(AIM OF THE EXERCISE) Reproduce each of the lines word for word.

——————

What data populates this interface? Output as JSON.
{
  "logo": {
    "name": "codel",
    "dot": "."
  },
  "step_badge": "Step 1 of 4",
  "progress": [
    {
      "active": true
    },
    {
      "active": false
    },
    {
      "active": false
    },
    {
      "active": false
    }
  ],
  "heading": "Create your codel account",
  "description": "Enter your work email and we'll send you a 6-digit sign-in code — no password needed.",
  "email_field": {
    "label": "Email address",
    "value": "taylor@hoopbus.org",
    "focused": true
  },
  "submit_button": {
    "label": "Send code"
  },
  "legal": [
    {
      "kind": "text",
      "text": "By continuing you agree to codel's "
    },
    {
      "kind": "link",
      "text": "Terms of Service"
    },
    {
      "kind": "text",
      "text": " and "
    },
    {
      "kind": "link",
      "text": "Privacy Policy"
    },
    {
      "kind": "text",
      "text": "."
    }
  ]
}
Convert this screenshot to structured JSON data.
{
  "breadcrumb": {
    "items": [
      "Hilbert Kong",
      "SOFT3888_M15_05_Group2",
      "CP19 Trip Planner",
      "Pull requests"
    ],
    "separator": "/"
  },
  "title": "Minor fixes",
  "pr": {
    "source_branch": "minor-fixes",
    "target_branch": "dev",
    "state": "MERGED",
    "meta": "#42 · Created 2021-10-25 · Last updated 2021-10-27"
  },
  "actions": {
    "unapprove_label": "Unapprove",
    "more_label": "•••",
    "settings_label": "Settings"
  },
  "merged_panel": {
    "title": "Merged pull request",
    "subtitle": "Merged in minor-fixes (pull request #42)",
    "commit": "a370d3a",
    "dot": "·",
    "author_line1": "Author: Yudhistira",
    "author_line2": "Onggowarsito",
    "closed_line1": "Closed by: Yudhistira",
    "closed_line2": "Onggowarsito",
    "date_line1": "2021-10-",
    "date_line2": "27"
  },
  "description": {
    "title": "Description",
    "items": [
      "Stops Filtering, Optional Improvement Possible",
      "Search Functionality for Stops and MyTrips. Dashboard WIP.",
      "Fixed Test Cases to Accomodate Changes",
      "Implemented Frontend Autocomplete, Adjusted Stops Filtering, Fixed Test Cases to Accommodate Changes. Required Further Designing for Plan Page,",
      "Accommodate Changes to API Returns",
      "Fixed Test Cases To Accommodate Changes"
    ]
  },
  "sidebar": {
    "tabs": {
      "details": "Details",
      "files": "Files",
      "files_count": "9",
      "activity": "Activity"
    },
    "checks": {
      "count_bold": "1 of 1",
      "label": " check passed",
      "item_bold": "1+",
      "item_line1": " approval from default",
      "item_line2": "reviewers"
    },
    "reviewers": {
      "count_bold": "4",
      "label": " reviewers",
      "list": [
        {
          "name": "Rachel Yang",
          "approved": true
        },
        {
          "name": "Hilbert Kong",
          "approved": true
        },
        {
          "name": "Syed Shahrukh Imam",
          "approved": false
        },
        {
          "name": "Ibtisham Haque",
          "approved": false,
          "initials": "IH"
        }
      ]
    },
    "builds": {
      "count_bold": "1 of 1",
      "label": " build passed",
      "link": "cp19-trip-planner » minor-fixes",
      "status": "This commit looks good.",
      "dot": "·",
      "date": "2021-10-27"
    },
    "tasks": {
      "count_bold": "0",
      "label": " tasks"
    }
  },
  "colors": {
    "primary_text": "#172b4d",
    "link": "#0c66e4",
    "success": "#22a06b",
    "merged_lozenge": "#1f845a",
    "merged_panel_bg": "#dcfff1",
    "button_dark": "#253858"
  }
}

——————

(REPLY)
What data populates this interface? Output as JSON.
{
  "logo": {
    "name": "codel",
    "dot": "."
  },
  "step_badge": "Step 1 of 4",
  "progress": [
    {
      "active": true
    },
    {
      "active": false
    },
    {
      "active": false
    },
    {
      "active": false
    }
  ],
  "heading": "Create your codel account",
  "description": "Enter your work email and we'll send you a 6-digit sign-in code — no password needed.",
  "email_field": {
    "label": "Email address",
    "value": "taylor@hoopbus.org",
    "focused": true
  },
  "submit_button": {
    "label": "Send code"
  },
  "legal": [
    {
      "kind": "text",
      "text": "By continuing you agree to codel's "
    },
    {
      "kind": "link",
      "text": "Terms of Service"
    },
    {
      "kind": "text",
      "text": " and "
    },
    {
      "kind": "link",
      "text": "Privacy Policy"
    },
    {
      "kind": "text",
      "text": "."
    }
  ]
}
Convert this screenshot to structured JSON data.
{
  "breadcrumb": {
    "items": [
      "Hilbert Kong",
      "SOFT3888_M15_05_Group2",
      "CP19 Trip Planner",
      "Pull requests"
    ],
    "separator": "/"
  },
  "title": "Minor fixes",
  "pr": {
    "source_branch": "minor-fixes",
    "target_branch": "dev",
    "state": "MERGED",
    "meta": "#42 · Created 2021-10-25 · Last updated 2021-10-27"
  },
  "actions": {
    "unapprove_label": "Unapprove",
    "more_label": "•••",
    "settings_label": "Settings"
  },
  "merged_panel": {
    "title": "Merged pull request",
    "subtitle": "Merged in minor-fixes (pull request #42)",
    "commit": "a370d3a",
    "dot": "·",
    "author_line1": "Author: Yudhistira",
    "author_line2": "Onggowarsito",
    "closed_line1": "Closed by: Yudhistira",
    "closed_line2": "Onggowarsito",
    "date_line1": "2021-10-",
    "date_line2": "27"
  },
  "description": {
    "title": "Description",
    "items": [
      "Stops Filtering, Optional Improvement Possible",
      "Search Functionality for Stops and MyTrips. Dashboard WIP.",
      "Fixed Test Cases to Accomodate Changes",
      "Implemented Frontend Autocomplete, Adjusted Stops Filtering, Fixed Test Cases to Accommodate Changes. Required Further Designing for Plan Page,",
      "Accommodate Changes to API Returns",
      "Fixed Test Cases To Accommodate Changes"
    ]
  },
  "sidebar": {
    "tabs": {
      "details": "Details",
      "files": "Files",
      "files_count": "9",
      "activity": "Activity"
    },
    "checks": {
      "count_bold": "1 of 1",
      "label": " check passed",
      "item_bold": "1+",
      "item_line1": " approval from default",
      "item_line2": "reviewers"
    },
    "reviewers": {
      "count_bold": "4",
      "label": " reviewers",
      "list": [
        {
          "name": "Rachel Yang",
          "approved": true
        },
        {
          "name": "Hilbert Kong",
          "approved": true
        },
        {
          "name": "Syed Shahrukh Imam",
          "approved": false
        },
        {
          "name": "Ibtisham Haque",
          "approved": false,
          "initials": "IH"
        }
      ]
    },
    "builds": {
      "count_bold": "1 of 1",
      "label": " build passed",
      "link": "cp19-trip-planner » minor-fixes",
      "status": "This commit looks good.",
      "dot": "·",
      "date": "2021-10-27"
    },
    "tasks": {
      "count_bold": "0",
      "label": " tasks"
    }
  },
  "colors": {
    "primary_text": "#172b4d",
    "link": "#0c66e4",
    "success": "#22a06b",
    "merged_lozenge": "#1f845a",
    "merged_panel_bg": "#dcfff1",
    "button_dark": "#253858"
  }
}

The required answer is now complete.